#### Exercise
Produce the listing below again, exactly as shown.

-- Start Input material --

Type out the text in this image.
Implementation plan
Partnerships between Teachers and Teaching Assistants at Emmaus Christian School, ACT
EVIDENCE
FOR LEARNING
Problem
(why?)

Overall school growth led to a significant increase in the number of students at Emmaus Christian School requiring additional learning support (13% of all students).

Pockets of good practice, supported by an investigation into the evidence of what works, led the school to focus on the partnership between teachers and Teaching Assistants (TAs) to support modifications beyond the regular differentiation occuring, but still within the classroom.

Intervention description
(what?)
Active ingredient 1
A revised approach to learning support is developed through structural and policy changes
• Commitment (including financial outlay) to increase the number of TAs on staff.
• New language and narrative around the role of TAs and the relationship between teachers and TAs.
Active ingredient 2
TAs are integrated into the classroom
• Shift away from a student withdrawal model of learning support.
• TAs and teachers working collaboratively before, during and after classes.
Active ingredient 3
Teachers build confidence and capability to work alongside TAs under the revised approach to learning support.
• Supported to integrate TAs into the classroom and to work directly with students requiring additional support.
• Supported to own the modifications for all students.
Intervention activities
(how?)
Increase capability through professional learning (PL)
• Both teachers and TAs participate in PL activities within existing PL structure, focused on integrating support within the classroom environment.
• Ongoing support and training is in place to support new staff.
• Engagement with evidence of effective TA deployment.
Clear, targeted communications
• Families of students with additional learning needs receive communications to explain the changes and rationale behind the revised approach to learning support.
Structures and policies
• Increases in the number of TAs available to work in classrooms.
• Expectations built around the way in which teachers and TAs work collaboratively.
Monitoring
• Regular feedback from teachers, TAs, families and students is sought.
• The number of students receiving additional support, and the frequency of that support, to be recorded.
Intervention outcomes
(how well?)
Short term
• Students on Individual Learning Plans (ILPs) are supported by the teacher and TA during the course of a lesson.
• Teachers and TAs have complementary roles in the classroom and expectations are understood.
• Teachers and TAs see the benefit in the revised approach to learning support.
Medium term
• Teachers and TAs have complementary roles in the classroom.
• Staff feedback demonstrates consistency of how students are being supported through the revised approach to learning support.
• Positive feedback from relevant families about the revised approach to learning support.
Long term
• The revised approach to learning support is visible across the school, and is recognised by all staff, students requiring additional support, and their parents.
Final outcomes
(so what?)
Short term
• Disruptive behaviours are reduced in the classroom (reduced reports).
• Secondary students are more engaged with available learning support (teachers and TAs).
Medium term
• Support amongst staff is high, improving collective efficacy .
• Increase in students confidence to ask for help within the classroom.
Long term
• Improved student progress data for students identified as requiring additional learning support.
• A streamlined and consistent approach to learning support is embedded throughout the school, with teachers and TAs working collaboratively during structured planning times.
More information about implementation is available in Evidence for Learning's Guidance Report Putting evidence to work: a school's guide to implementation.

-- End Input material --

#### Output for this exercise
Type out the text in this image.
Implementation plan
Partnerships between Teachers and Teaching Assistants at Emmaus Christian School, ACT
EVIDENCE
FOR LEARNING
Problem
(why?)

Overall school growth led to a significant increase in the number of students at Emmaus Christian School requiring additional learning support (13% of all students).

Pockets of good practice, supported by an investigation into the evidence of what works, led the school to focus on the partnership between teachers and Teaching Assistants (TAs) to support modifications beyond the regular differentiation occuring, but still within the classroom.

Intervention description
(what?)
Active ingredient 1
A revised approach to learning support is developed through structural and policy changes
• Commitment (including financial outlay) to increase the number of TAs on staff.
• New language and narrative around the role of TAs and the relationship between teachers and TAs.
Active ingredient 2
TAs are integrated into the classroom
• Shift away from a student withdrawal model of learning support.
• TAs and teachers working collaboratively before, during and after classes.
Active ingredient 3
Teachers build confidence and capability to work alongside TAs under the revised approach to learning support.
• Supported to integrate TAs into the classroom and to work directly with students requiring additional support.
• Supported to own the modifications for all students.
Intervention activities
(how?)
Increase capability through professional learning (PL)
• Both teachers and TAs participate in PL activities within existing PL structure, focused on integrating support within the classroom environment.
• Ongoing support and training is in place to support new staff.
• Engagement with evidence of effective TA deployment.
Clear, targeted communications
• Families of students with additional learning needs receive communications to explain the changes and rationale behind the revised approach to learning support.
Structures and policies
• Increases in the number of TAs available to work in classrooms.
• Expectations built around the way in which teachers and TAs work collaboratively.
Monitoring
• Regular feedback from teachers, TAs, families and students is sought.
• The number of students receiving additional support, and the frequency of that support, to be recorded.
Intervention outcomes
(how well?)
Short term
• Students on Individual Learning Plans (ILPs) are supported by the teacher and TA during the course of a lesson.
• Teachers and TAs have complementary roles in the classroom and expectations are understood.
• Teachers and TAs see the benefit in the revised approach to learning support.
Medium term
• Teachers and TAs have complementary roles in the classroom.
• Staff feedback demonstrates consistency of how students are being supported through the revised approach to learning support.
• Positive feedback from relevant families about the revised approach to learning support.
Long term
• The revised approach to learning support is visible across the school, and is recognised by all staff, students requiring additional support, and their parents.
Final outcomes
(so what?)
Short term
• Disruptive behaviours are reduced in the classroom (reduced reports).
• Secondary students are more engaged with available learning support (teachers and TAs).
Medium term
• Support amongst staff is high, improving collective efficacy .
• Increase in students confidence to ask for help within the classroom.
Long term
• Improved student progress data for students identified as requiring additional learning support.
• A streamlined and consistent approach to learning support is embedded throughout the school, with teachers and TAs working collaboratively during structured planning times.
More information about implementation is available in Evidence for Learning's Guidance Report Putting evidence to work: a school's guide to implementation.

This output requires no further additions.